What this task involves — Will you transcribe the entries that follow, exactly and in full?

begin

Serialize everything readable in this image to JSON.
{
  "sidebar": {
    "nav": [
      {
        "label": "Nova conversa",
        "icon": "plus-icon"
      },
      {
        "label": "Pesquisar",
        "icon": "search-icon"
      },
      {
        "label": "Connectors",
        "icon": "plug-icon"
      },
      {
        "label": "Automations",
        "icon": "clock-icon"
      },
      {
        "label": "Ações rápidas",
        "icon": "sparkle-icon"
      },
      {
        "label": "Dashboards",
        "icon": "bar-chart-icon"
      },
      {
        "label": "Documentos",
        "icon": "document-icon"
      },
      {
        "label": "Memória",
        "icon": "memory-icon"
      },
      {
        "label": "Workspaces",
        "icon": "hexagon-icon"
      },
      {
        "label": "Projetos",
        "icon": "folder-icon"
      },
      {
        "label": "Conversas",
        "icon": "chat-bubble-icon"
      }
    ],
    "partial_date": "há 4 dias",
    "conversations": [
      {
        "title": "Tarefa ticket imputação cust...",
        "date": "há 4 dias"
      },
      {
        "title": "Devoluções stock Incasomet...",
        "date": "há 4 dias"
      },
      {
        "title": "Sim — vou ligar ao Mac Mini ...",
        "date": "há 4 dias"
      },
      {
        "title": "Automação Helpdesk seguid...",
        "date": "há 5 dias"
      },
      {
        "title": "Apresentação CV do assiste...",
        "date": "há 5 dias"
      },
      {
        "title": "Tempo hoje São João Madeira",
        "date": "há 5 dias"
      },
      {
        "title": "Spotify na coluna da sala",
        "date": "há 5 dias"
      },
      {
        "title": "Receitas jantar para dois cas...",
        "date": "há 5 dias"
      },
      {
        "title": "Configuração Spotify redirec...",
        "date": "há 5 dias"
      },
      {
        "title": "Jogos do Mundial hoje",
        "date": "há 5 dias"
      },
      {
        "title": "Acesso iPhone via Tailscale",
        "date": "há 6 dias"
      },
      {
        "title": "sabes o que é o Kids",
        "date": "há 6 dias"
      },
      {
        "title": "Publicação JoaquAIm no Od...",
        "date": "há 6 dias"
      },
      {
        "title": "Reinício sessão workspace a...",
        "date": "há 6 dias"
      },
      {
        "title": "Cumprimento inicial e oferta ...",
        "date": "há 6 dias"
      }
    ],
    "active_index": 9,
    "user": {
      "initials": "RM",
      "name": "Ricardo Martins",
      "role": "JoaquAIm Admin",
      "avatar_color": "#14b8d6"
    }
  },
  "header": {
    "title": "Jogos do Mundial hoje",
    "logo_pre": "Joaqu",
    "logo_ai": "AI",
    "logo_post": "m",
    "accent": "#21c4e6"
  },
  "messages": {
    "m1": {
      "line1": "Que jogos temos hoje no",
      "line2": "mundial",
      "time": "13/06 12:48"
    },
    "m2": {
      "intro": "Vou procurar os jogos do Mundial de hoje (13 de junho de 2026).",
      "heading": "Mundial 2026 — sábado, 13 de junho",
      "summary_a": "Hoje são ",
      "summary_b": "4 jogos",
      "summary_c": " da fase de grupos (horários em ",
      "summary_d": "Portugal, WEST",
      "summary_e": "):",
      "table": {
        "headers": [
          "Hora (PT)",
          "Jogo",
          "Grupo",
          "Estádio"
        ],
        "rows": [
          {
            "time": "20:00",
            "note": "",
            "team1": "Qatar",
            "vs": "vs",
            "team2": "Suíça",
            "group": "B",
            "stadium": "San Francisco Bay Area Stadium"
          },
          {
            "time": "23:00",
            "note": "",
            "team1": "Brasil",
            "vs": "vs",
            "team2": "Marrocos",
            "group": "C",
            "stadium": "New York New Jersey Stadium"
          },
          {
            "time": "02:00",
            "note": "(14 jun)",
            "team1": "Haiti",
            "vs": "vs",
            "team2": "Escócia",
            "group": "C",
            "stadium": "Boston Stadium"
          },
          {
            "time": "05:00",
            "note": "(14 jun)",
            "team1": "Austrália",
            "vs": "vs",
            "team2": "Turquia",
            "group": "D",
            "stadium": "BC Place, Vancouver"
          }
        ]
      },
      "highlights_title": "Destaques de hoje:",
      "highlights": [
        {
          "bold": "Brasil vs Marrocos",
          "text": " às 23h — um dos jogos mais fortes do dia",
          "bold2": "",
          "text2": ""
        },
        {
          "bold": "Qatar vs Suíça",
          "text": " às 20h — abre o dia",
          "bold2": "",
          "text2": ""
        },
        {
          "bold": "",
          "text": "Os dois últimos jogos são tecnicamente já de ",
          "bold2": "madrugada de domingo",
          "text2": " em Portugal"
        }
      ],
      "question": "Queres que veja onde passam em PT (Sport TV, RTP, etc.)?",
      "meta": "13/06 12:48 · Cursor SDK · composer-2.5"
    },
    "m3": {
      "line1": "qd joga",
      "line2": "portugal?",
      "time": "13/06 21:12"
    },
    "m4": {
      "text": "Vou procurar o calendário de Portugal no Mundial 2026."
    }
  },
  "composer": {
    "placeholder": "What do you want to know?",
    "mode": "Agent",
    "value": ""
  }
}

end

Task solution —
Serialize everything readable in this image to JSON.
{
  "sidebar": {
    "nav": [
      {
        "label": "Nova conversa",
        "icon": "plus-icon"
      },
      {
        "label": "Pesquisar",
        "icon": "search-icon"
      },
      {
        "label": "Connectors",
        "icon": "plug-icon"
      },
      {
        "label": "Automations",
        "icon": "clock-icon"
      },
      {
        "label": "Ações rápidas",
        "icon": "sparkle-icon"
      },
      {
        "label": "Dashboards",
        "icon": "bar-chart-icon"
      },
      {
        "label": "Documentos",
        "icon": "document-icon"
      },
      {
        "label": "Memória",
        "icon": "memory-icon"
      },
      {
        "label": "Workspaces",
        "icon": "hexagon-icon"
      },
      {
        "label": "Projetos",
        "icon": "folder-icon"
      },
      {
        "label": "Conversas",
        "icon": "chat-bubble-icon"
      }
    ],
    "partial_date": "há 4 dias",
    "conversations": [
      {
        "title": "Tarefa ticket imputação cust...",
        "date": "há 4 dias"
      },
      {
        "title": "Devoluções stock Incasomet...",
        "date": "há 4 dias"
      },
      {
        "title": "Sim — vou ligar ao Mac Mini ...",
        "date": "há 4 dias"
      },
      {
        "title": "Automação Helpdesk seguid...",
        "date": "há 5 dias"
      },
      {
        "title": "Apresentação CV do assiste...",
        "date": "há 5 dias"
      },
      {
        "title": "Tempo hoje São João Madeira",
        "date": "há 5 dias"
      },
      {
        "title": "Spotify na coluna da sala",
        "date": "há 5 dias"
      },
      {
        "title": "Receitas jantar para dois cas...",
        "date": "há 5 dias"
      },
      {
        "title": "Configuração Spotify redirec...",
        "date": "há 5 dias"
      },
      {
        "title": "Jogos do Mundial hoje",
        "date": "há 5 dias"
      },
      {
        "title": "Acesso iPhone via Tailscale",
        "date": "há 6 dias"
      },
      {
        "title": "sabes o que é o Kids",
        "date": "há 6 dias"
      },
      {
        "title": "Publicação JoaquAIm no Od...",
        "date": "há 6 dias"
      },
      {
        "title": "Reinício sessão workspace a...",
        "date": "há 6 dias"
      },
      {
        "title": "Cumprimento inicial e oferta ...",
        "date": "há 6 dias"
      }
    ],
    "active_index": 9,
    "user": {
      "initials": "RM",
      "name": "Ricardo Martins",
      "role": "JoaquAIm Admin",
      "avatar_color": "#14b8d6"
    }
  },
  "header": {
    "title": "Jogos do Mundial hoje",
    "logo_pre": "Joaqu",
    "logo_ai": "AI",
    "logo_post": "m",
    "accent": "#21c4e6"
  },
  "messages": {
    "m1": {
      "line1": "Que jogos temos hoje no",
      "line2": "mundial",
      "time": "13/06 12:48"
    },
    "m2": {
      "intro": "Vou procurar os jogos do Mundial de hoje (13 de junho de 2026).",
      "heading": "Mundial 2026 — sábado, 13 de junho",
      "summary_a": "Hoje são ",
      "summary_b": "4 jogos",
      "summary_c": " da fase de grupos (horários em ",
      "summary_d": "Portugal, WEST",
      "summary_e": "):",
      "table": {
        "headers": [
          "Hora (PT)",
          "Jogo",
          "Grupo",
          "Estádio"
        ],
        "rows": [
          {
            "time": "20:00",
            "note": "",
            "team1": "Qatar",
            "vs": "vs",
            "team2": "Suíça",
            "group": "B",
            "stadium": "San Francisco Bay Area Stadium"
          },
          {
            "time": "23:00",
            "note": "",
            "team1": "Brasil",
            "vs": "vs",
            "team2": "Marrocos",
            "group": "C",
            "stadium": "New York New Jersey Stadium"
          },
          {
            "time": "02:00",
            "note": "(14 jun)",
            "team1": "Haiti",
            "vs": "vs",
            "team2": "Escócia",
            "group": "C",
            "stadium": "Boston Stadium"
          },
          {
            "time": "05:00",
            "note": "(14 jun)",
            "team1": "Austrália",
            "vs": "vs",
            "team2": "Turquia",
            "group": "D",
            "stadium": "BC Place, Vancouver"
          }
        ]
      },
      "highlights_title": "Destaques de hoje:",
      "highlights": [
        {
          "bold": "Brasil vs Marrocos",
          "text": " às 23h — um dos jogos mais fortes do dia",
          "bold2": "",
          "text2": ""
        },
        {
          "bold": "Qatar vs Suíça",
          "text": " às 20h — abre o dia",
          "bold2": "",
          "text2": ""
        },
        {
          "bold": "",
          "text": "Os dois últimos jogos são tecnicamente já de ",
          "bold2": "madrugada de domingo",
          "text2": " em Portugal"
        }
      ],
      "question": "Queres que veja onde passam em PT (Sport TV, RTP, etc.)?",
      "meta": "13/06 12:48 · Cursor SDK · composer-2.5"
    },
    "m3": {
      "line1": "qd joga",
      "line2": "portugal?",
      "time": "13/06 21:12"
    },
    "m4": {
      "text": "Vou procurar o calendário de Portugal no Mundial 2026."
    }
  },
  "composer": {
    "placeholder": "What do you want to know?",
    "mode": "Agent",
    "value": ""
  }
}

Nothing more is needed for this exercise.